INSTRUCTIONS TO FOLLOW » Could you resume the travel account below about a week in Vietnam and keep writing it from its last sentence?

TEXT BLOCK »
......

Kunming, Yunnan, China
Well, I'm back in China again and thought I'd take the opportunity to give you the run down on my week in Vietnam. It's hard to summarize without running on and on, but hopefully I wont bore you all with too many details.
I'll start by saying that I really liked Vietnam. It's so much more relaxed than China, the people seemed nicer, and more people speak English, so it's easier to get around. The tourist infrastructure is much more developed there, so it really helps those of us who don't speak Vietnamese. At the same time, it is a place where you have to be constantly on your guard. I have never been anywhere where the people were so happy to lie to your face and scam you out of your money, all the while wearing a friendly smile and acting like it's totally normal. Yes, I got scammed, more than once, as does everyone. You can't avoid it. Many times you know you are being scammed and there is absolutely nothing you can do about it, which is so frustrating.

......

DATA SEGMENT »
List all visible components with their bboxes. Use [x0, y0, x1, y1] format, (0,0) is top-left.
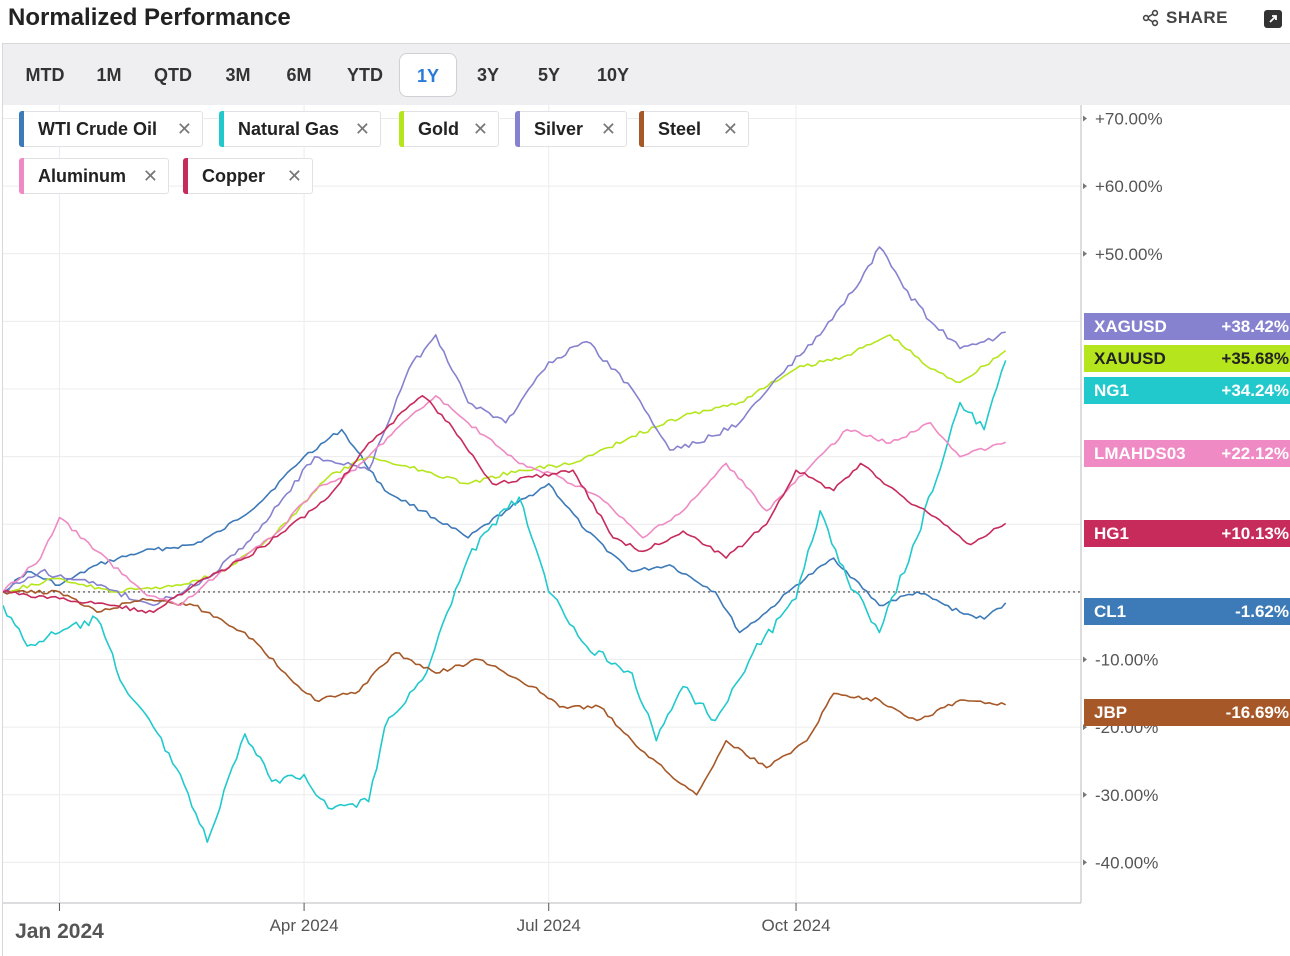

......

RESPONSE TO THE TASK »
I've heard stories so much worse than any that happened to me. One person I talked to met a guy who was given a "candy" by a new "friend" on a bus, and by the time he woke up, the friend had made off with all his valuables. This is a common one with drinks and even dropping pills into open water bottles. One girl was attacked with a pair of scissors by some people in a tour agency. Many people have stories about not getting what they paid for or agreed to. One guy I met said it took him four tries to get somewhere once, as he kept getting on a motorbike, only to stop halfway there so the driver could demand more money to take him all the way. And absolutely everyone in Vietnam has gotten in a taxi and been dropped at a hotel they did not request, where either the driver tries to pretend it's the one that was requested or he just flat out refuses to go anywhere else.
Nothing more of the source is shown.